>> start RECORDS SUPPLIED
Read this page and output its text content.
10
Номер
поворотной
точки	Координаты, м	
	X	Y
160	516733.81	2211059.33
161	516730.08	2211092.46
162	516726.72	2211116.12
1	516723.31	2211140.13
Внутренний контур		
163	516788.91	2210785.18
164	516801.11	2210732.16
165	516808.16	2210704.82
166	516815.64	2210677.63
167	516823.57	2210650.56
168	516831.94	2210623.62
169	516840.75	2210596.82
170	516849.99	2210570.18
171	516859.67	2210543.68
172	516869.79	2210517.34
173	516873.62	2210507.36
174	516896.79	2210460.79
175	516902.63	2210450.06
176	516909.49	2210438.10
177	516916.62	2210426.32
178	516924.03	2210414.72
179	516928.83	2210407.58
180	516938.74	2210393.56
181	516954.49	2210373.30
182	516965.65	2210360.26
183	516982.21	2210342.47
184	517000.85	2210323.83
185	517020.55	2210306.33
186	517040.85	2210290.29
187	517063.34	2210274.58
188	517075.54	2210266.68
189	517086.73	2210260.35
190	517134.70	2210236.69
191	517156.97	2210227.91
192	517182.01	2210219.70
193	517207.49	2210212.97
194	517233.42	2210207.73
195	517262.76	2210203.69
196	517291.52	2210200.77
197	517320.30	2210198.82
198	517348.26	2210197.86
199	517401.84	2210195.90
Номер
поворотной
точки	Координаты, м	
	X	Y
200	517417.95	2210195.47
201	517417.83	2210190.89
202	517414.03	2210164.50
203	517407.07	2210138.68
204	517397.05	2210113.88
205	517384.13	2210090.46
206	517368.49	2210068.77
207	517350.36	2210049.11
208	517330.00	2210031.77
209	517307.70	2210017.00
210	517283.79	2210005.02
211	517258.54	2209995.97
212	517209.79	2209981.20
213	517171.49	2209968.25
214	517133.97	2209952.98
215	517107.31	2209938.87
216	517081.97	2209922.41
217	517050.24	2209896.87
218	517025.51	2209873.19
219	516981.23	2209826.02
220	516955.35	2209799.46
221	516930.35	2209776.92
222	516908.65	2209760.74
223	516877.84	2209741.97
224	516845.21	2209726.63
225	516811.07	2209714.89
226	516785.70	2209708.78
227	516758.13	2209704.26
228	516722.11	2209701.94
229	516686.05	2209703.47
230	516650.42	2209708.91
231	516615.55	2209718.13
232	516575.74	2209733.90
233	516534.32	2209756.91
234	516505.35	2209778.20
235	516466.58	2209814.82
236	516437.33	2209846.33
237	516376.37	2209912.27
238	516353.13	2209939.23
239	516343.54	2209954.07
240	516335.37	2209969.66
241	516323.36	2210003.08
>> end RECORDS SUPPLIED
[TASK DIRECTIONS]:
Copy each line of the data above without altering a single character.

[THE OUTPUT]:
Read this page and output its text content.
10
Номер
поворотной
точки	Координаты, м	
	X	Y
160	516733.81	2211059.33
161	516730.08	2211092.46
162	516726.72	2211116.12
1	516723.31	2211140.13
Внутренний контур		
163	516788.91	2210785.18
164	516801.11	2210732.16
165	516808.16	2210704.82
166	516815.64	2210677.63
167	516823.57	2210650.56
168	516831.94	2210623.62
169	516840.75	2210596.82
170	516849.99	2210570.18
171	516859.67	2210543.68
172	516869.79	2210517.34
173	516873.62	2210507.36
174	516896.79	2210460.79
175	516902.63	2210450.06
176	516909.49	2210438.10
177	516916.62	2210426.32
178	516924.03	2210414.72
179	516928.83	2210407.58
180	516938.74	2210393.56
181	516954.49	2210373.30
182	516965.65	2210360.26
183	516982.21	2210342.47
184	517000.85	2210323.83
185	517020.55	2210306.33
186	517040.85	2210290.29
187	517063.34	2210274.58
188	517075.54	2210266.68
189	517086.73	2210260.35
190	517134.70	2210236.69
191	517156.97	2210227.91
192	517182.01	2210219.70
193	517207.49	2210212.97
194	517233.42	2210207.73
195	517262.76	2210203.69
196	517291.52	2210200.77
197	517320.30	2210198.82
198	517348.26	2210197.86
199	517401.84	2210195.90
Номер
поворотной
точки	Координаты, м	
	X	Y
200	517417.95	2210195.47
201	517417.83	2210190.89
202	517414.03	2210164.50
203	517407.07	2210138.68
204	517397.05	2210113.88
205	517384.13	2210090.46
206	517368.49	2210068.77
207	517350.36	2210049.11
208	517330.00	2210031.77
209	517307.70	2210017.00
210	517283.79	2210005.02
211	517258.54	2209995.97
212	517209.79	2209981.20
213	517171.49	2209968.25
214	517133.97	2209952.98
215	517107.31	2209938.87
216	517081.97	2209922.41
217	517050.24	2209896.87
218	517025.51	2209873.19
219	516981.23	2209826.02
220	516955.35	2209799.46
221	516930.35	2209776.92
222	516908.65	2209760.74
223	516877.84	2209741.97
224	516845.21	2209726.63
225	516811.07	2209714.89
226	516785.70	2209708.78
227	516758.13	2209704.26
228	516722.11	2209701.94
229	516686.05	2209703.47
230	516650.42	2209708.91
231	516615.55	2209718.13
232	516575.74	2209733.90
233	516534.32	2209756.91
234	516505.35	2209778.20
235	516466.58	2209814.82
236	516437.33	2209846.33
237	516376.37	2209912.27
238	516353.13	2209939.23
239	516343.54	2209954.07
240	516335.37	2209969.66
241	516323.36	2210003.08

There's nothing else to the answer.